**Directions:**
Quote the records below in full, exactly as given, with the images taken out.

**Dataset entries:**
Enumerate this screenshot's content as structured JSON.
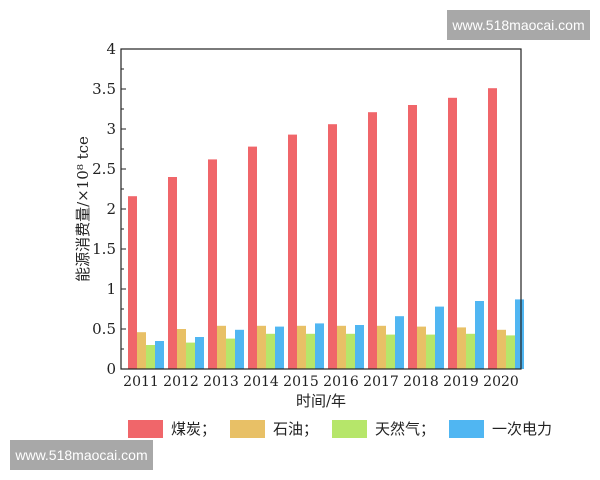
{
  "watermarks": {
    "top": "www.518maocai.com",
    "bottom": "www.518maocai.com"
  },
  "chart_data": {
    "type": "bar",
    "title": "",
    "xlabel": "时间/年",
    "ylabel": "能源消费量/×10⁸ tce",
    "ylim": [
      0,
      4
    ],
    "yticks": [
      "0",
      "0.5",
      "1",
      "1.5",
      "2",
      "2.5",
      "3",
      "3.5",
      "4"
    ],
    "categories": [
      "2011",
      "2012",
      "2013",
      "2014",
      "2015",
      "2016",
      "2017",
      "2018",
      "2019",
      "2020"
    ],
    "series": [
      {
        "name": "煤炭",
        "legend_label": "煤炭；",
        "color": "#f0666a",
        "values": [
          2.16,
          2.4,
          2.62,
          2.78,
          2.93,
          3.06,
          3.21,
          3.3,
          3.39,
          3.51
        ]
      },
      {
        "name": "石油",
        "legend_label": "石油；",
        "color": "#e8c066",
        "values": [
          0.46,
          0.5,
          0.54,
          0.54,
          0.54,
          0.54,
          0.54,
          0.53,
          0.52,
          0.49
        ]
      },
      {
        "name": "天然气",
        "legend_label": "天然气；",
        "color": "#b6e66a",
        "values": [
          0.3,
          0.33,
          0.38,
          0.44,
          0.44,
          0.44,
          0.43,
          0.43,
          0.44,
          0.42
        ]
      },
      {
        "name": "一次电力",
        "legend_label": "一次电力",
        "color": "#50b6f2",
        "values": [
          0.35,
          0.4,
          0.49,
          0.53,
          0.57,
          0.55,
          0.66,
          0.78,
          0.85,
          0.87
        ]
      }
    ],
    "grid": false,
    "legend_position": "bottom"
  }
}
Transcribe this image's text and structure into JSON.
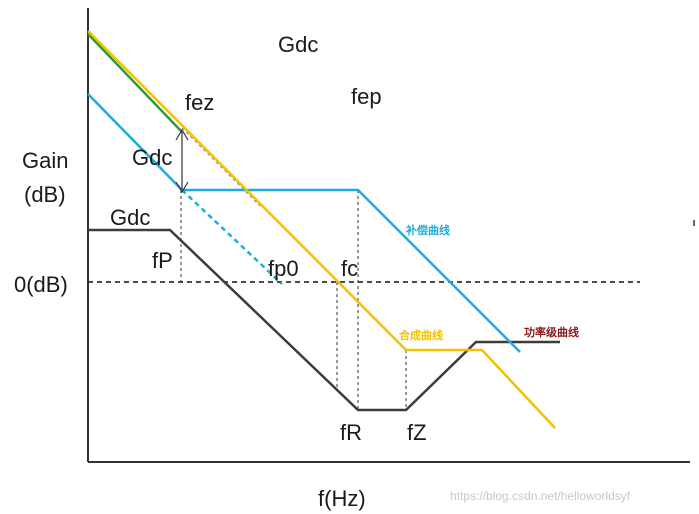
{
  "labels": {
    "gdc_top": "Gdc",
    "fez": "fez",
    "fep": "fep",
    "gain": "Gain",
    "db_unit": "(dB)",
    "gdc_arrow": "Gdc",
    "gdc_left": "Gdc",
    "fp": "fP",
    "fp0": "fp0",
    "fc": "fc",
    "zero_db": "0(dB)",
    "fr": "fR",
    "fz": "fZ",
    "x_axis": "f(Hz)"
  },
  "legend": {
    "compensation_curve": "补偿曲线",
    "composite_curve": "合成曲线",
    "power_stage_curve": "功率级曲线"
  },
  "watermark": "https://blog.csdn.net/helloworldsyf",
  "colors": {
    "compensation": "#1aaee0",
    "composite": "#f2c200",
    "power_stage": "#3c3c3c",
    "power_stage_label": "#8b1a1a",
    "green_trace": "#2e9a3c",
    "axis": "#333333"
  }
}
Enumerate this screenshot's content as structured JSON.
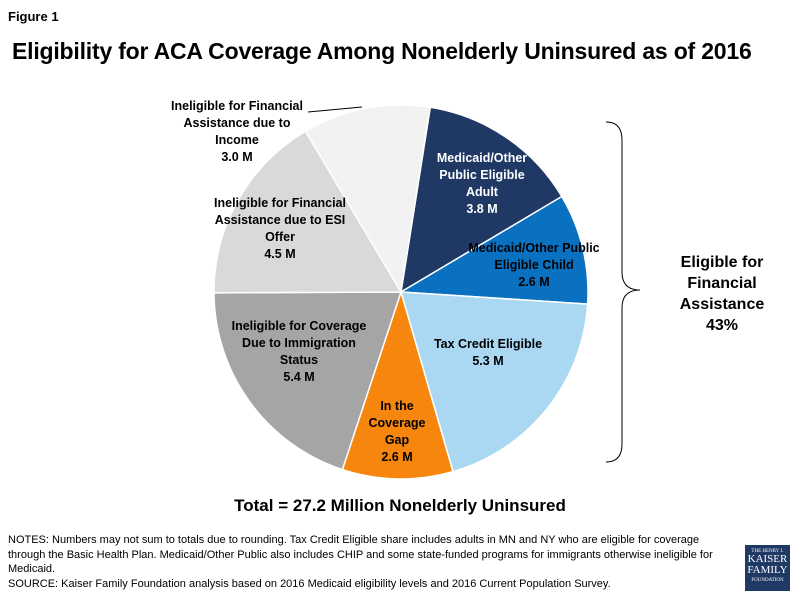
{
  "figure_label": "Figure 1",
  "chart_data": {
    "type": "pie",
    "title": "Eligibility for ACA Coverage Among Nonelderly Uninsured as of 2016",
    "unit": "M",
    "slices": [
      {
        "label": "Medicaid/Other\nPublic Eligible\nAdult\n3.8 M",
        "value": 3.8,
        "color": "#1f3864"
      },
      {
        "label": "Medicaid/Other Public\nEligible Child\n2.6 M",
        "value": 2.6,
        "color": "#0a70c0"
      },
      {
        "label": "Tax Credit Eligible\n5.3 M",
        "value": 5.3,
        "color": "#aad8f2"
      },
      {
        "label": "In the\nCoverage\nGap\n2.6 M",
        "value": 2.6,
        "color": "#f7860e"
      },
      {
        "label": "Ineligible for Coverage\nDue to Immigration\nStatus\n5.4 M",
        "value": 5.4,
        "color": "#a5a5a5"
      },
      {
        "label": "Ineligible for Financial\nAssistance due to ESI\nOffer\n4.5 M",
        "value": 4.5,
        "color": "#d9d9d9"
      },
      {
        "label": "Ineligible for Financial\nAssistance due to\nIncome\n3.0 M",
        "value": 3.0,
        "color": "#f2f2f2"
      }
    ],
    "bracket_annotation": "Eligible for\nFinancial\nAssistance\n43%",
    "total": "Total = 27.2 Million Nonelderly Uninsured"
  },
  "notes": "NOTES: Numbers may not sum to totals due to rounding.  Tax Credit Eligible share includes adults in MN and NY who are eligible for coverage through the Basic Health Plan. Medicaid/Other Public also includes CHIP and some state-funded programs for immigrants otherwise ineligible for Medicaid.",
  "source": "SOURCE: Kaiser Family Foundation  analysis based on 2016 Medicaid eligibility levels and 2016 Current Population Survey.",
  "logo": {
    "line1": "THE HENRY J.",
    "line2": "KAISER",
    "line3": "FAMILY",
    "line4": "FOUNDATION"
  }
}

**Complete output:**
Enumerate this screenshot's content as structured JSON.
{
  "watermarks": {
    "top": "www.518maocai.com",
    "bottom": "www.518maocai.com"
  },
  "chart_data": {
    "type": "bar",
    "title": "",
    "xlabel": "时间/年",
    "ylabel": "能源消费量/×10⁸ tce",
    "ylim": [
      0,
      4
    ],
    "yticks": [
      "0",
      "0.5",
      "1",
      "1.5",
      "2",
      "2.5",
      "3",
      "3.5",
      "4"
    ],
    "categories": [
      "2011",
      "2012",
      "2013",
      "2014",
      "2015",
      "2016",
      "2017",
      "2018",
      "2019",
      "2020"
    ],
    "series": [
      {
        "name": "煤炭",
        "legend_label": "煤炭；",
        "color": "#f0666a",
        "values": [
          2.16,
          2.4,
          2.62,
          2.78,
          2.93,
          3.06,
          3.21,
          3.3,
          3.39,
          3.51
        ]
      },
      {
        "name": "石油",
        "legend_label": "石油；",
        "color": "#e8c066",
        "values": [
          0.46,
          0.5,
          0.54,
          0.54,
          0.54,
          0.54,
          0.54,
          0.53,
          0.52,
          0.49
        ]
      },
      {
        "name": "天然气",
        "legend_label": "天然气；",
        "color": "#b6e66a",
        "values": [
          0.3,
          0.33,
          0.38,
          0.44,
          0.44,
          0.44,
          0.43,
          0.43,
          0.44,
          0.42
        ]
      },
      {
        "name": "一次电力",
        "legend_label": "一次电力",
        "color": "#50b6f2",
        "values": [
          0.35,
          0.4,
          0.49,
          0.53,
          0.57,
          0.55,
          0.66,
          0.78,
          0.85,
          0.87
        ]
      }
    ],
    "grid": false,
    "legend_position": "bottom"
  }
}
Transcribe this image's text and structure into JSON.
{
  "labels": {
    "gdc_top": "Gdc",
    "fez": "fez",
    "fep": "fep",
    "gain": "Gain",
    "db_unit": "(dB)",
    "gdc_arrow": "Gdc",
    "gdc_left": "Gdc",
    "fp": "fP",
    "fp0": "fp0",
    "fc": "fc",
    "zero_db": "0(dB)",
    "fr": "fR",
    "fz": "fZ",
    "x_axis": "f(Hz)"
  },
  "legend": {
    "compensation_curve": "补偿曲线",
    "composite_curve": "合成曲线",
    "power_stage_curve": "功率级曲线"
  },
  "watermark": "https://blog.csdn.net/helloworldsyf",
  "colors": {
    "compensation": "#1aaee0",
    "composite": "#f2c200",
    "power_stage": "#3c3c3c",
    "power_stage_label": "#8b1a1a",
    "green_trace": "#2e9a3c",
    "axis": "#333333"
  }
}
Enumerate this screenshot's content as structured JSON.
{
  "figure_label": "Figure 1",
  "chart_data": {
    "type": "pie",
    "title": "Eligibility for ACA Coverage Among Nonelderly Uninsured as of 2016",
    "unit": "M",
    "slices": [
      {
        "label": "Medicaid/Other\nPublic Eligible\nAdult\n3.8 M",
        "value": 3.8,
        "color": "#1f3864"
      },
      {
        "label": "Medicaid/Other Public\nEligible Child\n2.6 M",
        "value": 2.6,
        "color": "#0a70c0"
      },
      {
        "label": "Tax Credit Eligible\n5.3 M",
        "value": 5.3,
        "color": "#aad8f2"
      },
      {
        "label": "In the\nCoverage\nGap\n2.6 M",
        "value": 2.6,
        "color": "#f7860e"
      },
      {
        "label": "Ineligible for Coverage\nDue to Immigration\nStatus\n5.4 M",
        "value": 5.4,
        "color": "#a5a5a5"
      },
      {
        "label": "Ineligible for Financial\nAssistance due to ESI\nOffer\n4.5 M",
        "value": 4.5,
        "color": "#d9d9d9"
      },
      {
        "label": "Ineligible for Financial\nAssistance due to\nIncome\n3.0 M",
        "value": 3.0,
        "color": "#f2f2f2"
      }
    ],
    "bracket_annotation": "Eligible for\nFinancial\nAssistance\n43%",
    "total": "Total = 27.2 Million Nonelderly Uninsured"
  },
  "notes": "NOTES: Numbers may not sum to totals due to rounding.  Tax Credit Eligible share includes adults in MN and NY who are eligible for coverage through the Basic Health Plan. Medicaid/Other Public also includes CHIP and some state-funded programs for immigrants otherwise ineligible for Medicaid.",
  "source": "SOURCE: Kaiser Family Foundation  analysis based on 2016 Medicaid eligibility levels and 2016 Current Population Survey.",
  "logo": {
    "line1": "THE HENRY J.",
    "line2": "KAISER",
    "line3": "FAMILY",
    "line4": "FOUNDATION"
  }
}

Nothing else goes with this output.